[Dataset items]
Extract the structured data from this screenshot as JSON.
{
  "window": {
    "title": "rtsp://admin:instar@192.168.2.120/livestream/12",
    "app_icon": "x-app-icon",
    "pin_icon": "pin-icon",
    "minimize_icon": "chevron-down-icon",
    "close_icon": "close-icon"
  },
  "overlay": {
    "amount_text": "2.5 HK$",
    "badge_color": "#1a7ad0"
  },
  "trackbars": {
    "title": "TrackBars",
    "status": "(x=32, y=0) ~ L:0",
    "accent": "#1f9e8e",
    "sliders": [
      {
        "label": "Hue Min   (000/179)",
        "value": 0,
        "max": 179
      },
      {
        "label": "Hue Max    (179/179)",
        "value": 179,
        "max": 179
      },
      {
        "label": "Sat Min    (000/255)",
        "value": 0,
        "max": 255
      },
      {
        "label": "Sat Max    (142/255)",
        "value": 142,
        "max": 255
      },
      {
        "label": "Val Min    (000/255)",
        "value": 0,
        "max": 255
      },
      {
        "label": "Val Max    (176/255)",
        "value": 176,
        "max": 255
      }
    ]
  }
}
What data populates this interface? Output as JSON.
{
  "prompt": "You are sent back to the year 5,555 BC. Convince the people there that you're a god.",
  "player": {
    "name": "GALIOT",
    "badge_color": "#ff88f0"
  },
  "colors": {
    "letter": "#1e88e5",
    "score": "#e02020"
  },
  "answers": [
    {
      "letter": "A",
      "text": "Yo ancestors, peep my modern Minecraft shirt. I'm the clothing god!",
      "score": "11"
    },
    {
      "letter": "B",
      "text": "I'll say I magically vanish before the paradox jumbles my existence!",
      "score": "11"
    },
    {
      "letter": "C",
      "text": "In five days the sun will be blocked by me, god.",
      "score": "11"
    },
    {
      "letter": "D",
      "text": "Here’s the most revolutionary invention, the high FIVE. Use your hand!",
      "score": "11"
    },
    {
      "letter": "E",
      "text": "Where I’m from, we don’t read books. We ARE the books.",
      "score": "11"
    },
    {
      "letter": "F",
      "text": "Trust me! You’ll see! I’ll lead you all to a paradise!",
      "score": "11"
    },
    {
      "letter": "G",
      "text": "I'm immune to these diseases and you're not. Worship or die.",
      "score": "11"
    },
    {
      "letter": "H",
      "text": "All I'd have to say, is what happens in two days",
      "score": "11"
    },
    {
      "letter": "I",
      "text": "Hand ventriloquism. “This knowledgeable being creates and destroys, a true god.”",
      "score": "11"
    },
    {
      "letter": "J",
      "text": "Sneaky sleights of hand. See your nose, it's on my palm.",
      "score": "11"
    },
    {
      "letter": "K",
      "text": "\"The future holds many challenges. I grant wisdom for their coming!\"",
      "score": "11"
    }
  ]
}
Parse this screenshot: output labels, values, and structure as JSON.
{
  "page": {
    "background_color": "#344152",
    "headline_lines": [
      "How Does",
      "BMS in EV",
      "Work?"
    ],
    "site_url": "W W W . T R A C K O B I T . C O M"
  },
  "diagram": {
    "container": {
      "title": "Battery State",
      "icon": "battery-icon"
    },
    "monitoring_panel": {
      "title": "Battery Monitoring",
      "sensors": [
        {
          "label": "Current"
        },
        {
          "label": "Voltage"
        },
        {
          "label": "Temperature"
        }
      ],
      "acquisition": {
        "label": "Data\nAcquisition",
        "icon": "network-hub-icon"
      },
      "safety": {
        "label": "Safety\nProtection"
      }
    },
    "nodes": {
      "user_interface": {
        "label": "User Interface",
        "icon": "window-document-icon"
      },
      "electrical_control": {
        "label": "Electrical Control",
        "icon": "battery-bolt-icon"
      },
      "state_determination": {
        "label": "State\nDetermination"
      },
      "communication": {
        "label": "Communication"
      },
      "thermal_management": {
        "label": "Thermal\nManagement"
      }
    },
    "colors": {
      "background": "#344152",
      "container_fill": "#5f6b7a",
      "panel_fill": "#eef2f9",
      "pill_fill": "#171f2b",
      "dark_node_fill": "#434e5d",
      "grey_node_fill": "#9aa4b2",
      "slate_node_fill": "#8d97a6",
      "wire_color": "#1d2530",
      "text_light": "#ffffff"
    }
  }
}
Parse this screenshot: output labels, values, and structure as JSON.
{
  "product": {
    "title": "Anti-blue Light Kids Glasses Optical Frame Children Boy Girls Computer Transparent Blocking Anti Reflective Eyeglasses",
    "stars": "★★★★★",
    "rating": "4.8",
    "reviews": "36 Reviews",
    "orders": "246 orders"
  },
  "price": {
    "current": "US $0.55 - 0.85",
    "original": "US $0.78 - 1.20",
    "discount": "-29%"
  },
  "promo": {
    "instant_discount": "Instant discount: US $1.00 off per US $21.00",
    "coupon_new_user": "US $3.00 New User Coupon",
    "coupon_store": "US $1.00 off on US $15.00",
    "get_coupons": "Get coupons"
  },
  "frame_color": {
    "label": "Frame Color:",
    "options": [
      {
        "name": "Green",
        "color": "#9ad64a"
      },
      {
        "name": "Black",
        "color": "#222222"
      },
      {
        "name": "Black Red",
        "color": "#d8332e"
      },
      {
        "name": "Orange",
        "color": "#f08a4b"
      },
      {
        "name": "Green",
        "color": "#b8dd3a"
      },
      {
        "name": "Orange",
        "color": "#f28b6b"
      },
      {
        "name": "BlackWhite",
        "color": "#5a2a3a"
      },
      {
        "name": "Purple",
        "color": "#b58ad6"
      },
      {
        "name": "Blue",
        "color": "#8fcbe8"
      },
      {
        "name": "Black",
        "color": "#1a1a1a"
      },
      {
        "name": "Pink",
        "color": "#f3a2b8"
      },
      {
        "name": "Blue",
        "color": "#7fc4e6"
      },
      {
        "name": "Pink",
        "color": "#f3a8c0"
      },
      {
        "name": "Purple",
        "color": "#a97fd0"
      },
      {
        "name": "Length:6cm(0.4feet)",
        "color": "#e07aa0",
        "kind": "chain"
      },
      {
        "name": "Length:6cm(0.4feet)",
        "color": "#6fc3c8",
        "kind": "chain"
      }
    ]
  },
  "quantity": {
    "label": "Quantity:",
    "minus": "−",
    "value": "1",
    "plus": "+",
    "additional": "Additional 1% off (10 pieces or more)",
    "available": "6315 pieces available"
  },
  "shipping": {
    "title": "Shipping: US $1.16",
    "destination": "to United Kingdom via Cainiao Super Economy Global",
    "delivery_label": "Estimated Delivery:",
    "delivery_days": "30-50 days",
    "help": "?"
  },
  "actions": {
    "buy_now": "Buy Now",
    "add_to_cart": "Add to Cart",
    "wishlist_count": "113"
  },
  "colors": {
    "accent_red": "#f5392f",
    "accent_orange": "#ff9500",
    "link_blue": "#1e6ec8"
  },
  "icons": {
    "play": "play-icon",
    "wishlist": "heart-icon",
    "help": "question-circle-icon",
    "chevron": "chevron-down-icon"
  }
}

> [Task objective]: Set all of the records down again, exactly as they stand.

> [Worked answer]:
Extract the structured data from this screenshot as JSON.
{
  "window": {
    "title": "rtsp://admin:instar@192.168.2.120/livestream/12",
    "app_icon": "x-app-icon",
    "pin_icon": "pin-icon",
    "minimize_icon": "chevron-down-icon",
    "close_icon": "close-icon"
  },
  "overlay": {
    "amount_text": "2.5 HK$",
    "badge_color": "#1a7ad0"
  },
  "trackbars": {
    "title": "TrackBars",
    "status": "(x=32, y=0) ~ L:0",
    "accent": "#1f9e8e",
    "sliders": [
      {
        "label": "Hue Min   (000/179)",
        "value": 0,
        "max": 179
      },
      {
        "label": "Hue Max    (179/179)",
        "value": 179,
        "max": 179
      },
      {
        "label": "Sat Min    (000/255)",
        "value": 0,
        "max": 255
      },
      {
        "label": "Sat Max    (142/255)",
        "value": 142,
        "max": 255
      },
      {
        "label": "Val Min    (000/255)",
        "value": 0,
        "max": 255
      },
      {
        "label": "Val Max    (176/255)",
        "value": 176,
        "max": 255
      }
    ]
  }
}
What data populates this interface? Output as JSON.
{
  "prompt": "You are sent back to the year 5,555 BC. Convince the people there that you're a god.",
  "player": {
    "name": "GALIOT",
    "badge_color": "#ff88f0"
  },
  "colors": {
    "letter": "#1e88e5",
    "score": "#e02020"
  },
  "answers": [
    {
      "letter": "A",
      "text": "Yo ancestors, peep my modern Minecraft shirt. I'm the clothing god!",
      "score": "11"
    },
    {
      "letter": "B",
      "text": "I'll say I magically vanish before the paradox jumbles my existence!",
      "score": "11"
    },
    {
      "letter": "C",
      "text": "In five days the sun will be blocked by me, god.",
      "score": "11"
    },
    {
      "letter": "D",
      "text": "Here’s the most revolutionary invention, the high FIVE. Use your hand!",
      "score": "11"
    },
    {
      "letter": "E",
      "text": "Where I’m from, we don’t read books. We ARE the books.",
      "score": "11"
    },
    {
      "letter": "F",
      "text": "Trust me! You’ll see! I’ll lead you all to a paradise!",
      "score": "11"
    },
    {
      "letter": "G",
      "text": "I'm immune to these diseases and you're not. Worship or die.",
      "score": "11"
    },
    {
      "letter": "H",
      "text": "All I'd have to say, is what happens in two days",
      "score": "11"
    },
    {
      "letter": "I",
      "text": "Hand ventriloquism. “This knowledgeable being creates and destroys, a true god.”",
      "score": "11"
    },
    {
      "letter": "J",
      "text": "Sneaky sleights of hand. See your nose, it's on my palm.",
      "score": "11"
    },
    {
      "letter": "K",
      "text": "\"The future holds many challenges. I grant wisdom for their coming!\"",
      "score": "11"
    }
  ]
}
Parse this screenshot: output labels, values, and structure as JSON.
{
  "page": {
    "background_color": "#344152",
    "headline_lines": [
      "How Does",
      "BMS in EV",
      "Work?"
    ],
    "site_url": "W W W . T R A C K O B I T . C O M"
  },
  "diagram": {
    "container": {
      "title": "Battery State",
      "icon": "battery-icon"
    },
    "monitoring_panel": {
      "title": "Battery Monitoring",
      "sensors": [
        {
          "label": "Current"
        },
        {
          "label": "Voltage"
        },
        {
          "label": "Temperature"
        }
      ],
      "acquisition": {
        "label": "Data\nAcquisition",
        "icon": "network-hub-icon"
      },
      "safety": {
        "label": "Safety\nProtection"
      }
    },
    "nodes": {
      "user_interface": {
        "label": "User Interface",
        "icon": "window-document-icon"
      },
      "electrical_control": {
        "label": "Electrical Control",
        "icon": "battery-bolt-icon"
      },
      "state_determination": {
        "label": "State\nDetermination"
      },
      "communication": {
        "label": "Communication"
      },
      "thermal_management": {
        "label": "Thermal\nManagement"
      }
    },
    "colors": {
      "background": "#344152",
      "container_fill": "#5f6b7a",
      "panel_fill": "#eef2f9",
      "pill_fill": "#171f2b",
      "dark_node_fill": "#434e5d",
      "grey_node_fill": "#9aa4b2",
      "slate_node_fill": "#8d97a6",
      "wire_color": "#1d2530",
      "text_light": "#ffffff"
    }
  }
}
Parse this screenshot: output labels, values, and structure as JSON.
{
  "product": {
    "title": "Anti-blue Light Kids Glasses Optical Frame Children Boy Girls Computer Transparent Blocking Anti Reflective Eyeglasses",
    "stars": "★★★★★",
    "rating": "4.8",
    "reviews": "36 Reviews",
    "orders": "246 orders"
  },
  "price": {
    "current": "US $0.55 - 0.85",
    "original": "US $0.78 - 1.20",
    "discount": "-29%"
  },
  "promo": {
    "instant_discount": "Instant discount: US $1.00 off per US $21.00",
    "coupon_new_user": "US $3.00 New User Coupon",
    "coupon_store": "US $1.00 off on US $15.00",
    "get_coupons": "Get coupons"
  },
  "frame_color": {
    "label": "Frame Color:",
    "options": [
      {
        "name": "Green",
        "color": "#9ad64a"
      },
      {
        "name": "Black",
        "color": "#222222"
      },
      {
        "name": "Black Red",
        "color": "#d8332e"
      },
      {
        "name": "Orange",
        "color": "#f08a4b"
      },
      {
        "name": "Green",
        "color": "#b8dd3a"
      },
      {
        "name": "Orange",
        "color": "#f28b6b"
      },
      {
        "name": "BlackWhite",
        "color": "#5a2a3a"
      },
      {
        "name": "Purple",
        "color": "#b58ad6"
      },
      {
        "name": "Blue",
        "color": "#8fcbe8"
      },
      {
        "name": "Black",
        "color": "#1a1a1a"
      },
      {
        "name": "Pink",
        "color": "#f3a2b8"
      },
      {
        "name": "Blue",
        "color": "#7fc4e6"
      },
      {
        "name": "Pink",
        "color": "#f3a8c0"
      },
      {
        "name": "Purple",
        "color": "#a97fd0"
      },
      {
        "name": "Length:6cm(0.4feet)",
        "color": "#e07aa0",
        "kind": "chain"
      },
      {
        "name": "Length:6cm(0.4feet)",
        "color": "#6fc3c8",
        "kind": "chain"
      }
    ]
  },
  "quantity": {
    "label": "Quantity:",
    "minus": "−",
    "value": "1",
    "plus": "+",
    "additional": "Additional 1% off (10 pieces or more)",
    "available": "6315 pieces available"
  },
  "shipping": {
    "title": "Shipping: US $1.16",
    "destination": "to United Kingdom via Cainiao Super Economy Global",
    "delivery_label": "Estimated Delivery:",
    "delivery_days": "30-50 days",
    "help": "?"
  },
  "actions": {
    "buy_now": "Buy Now",
    "add_to_cart": "Add to Cart",
    "wishlist_count": "113"
  },
  "colors": {
    "accent_red": "#f5392f",
    "accent_orange": "#ff9500",
    "link_blue": "#1e6ec8"
  },
  "icons": {
    "play": "play-icon",
    "wishlist": "heart-icon",
    "help": "question-circle-icon",
    "chevron": "chevron-down-icon"
  }
}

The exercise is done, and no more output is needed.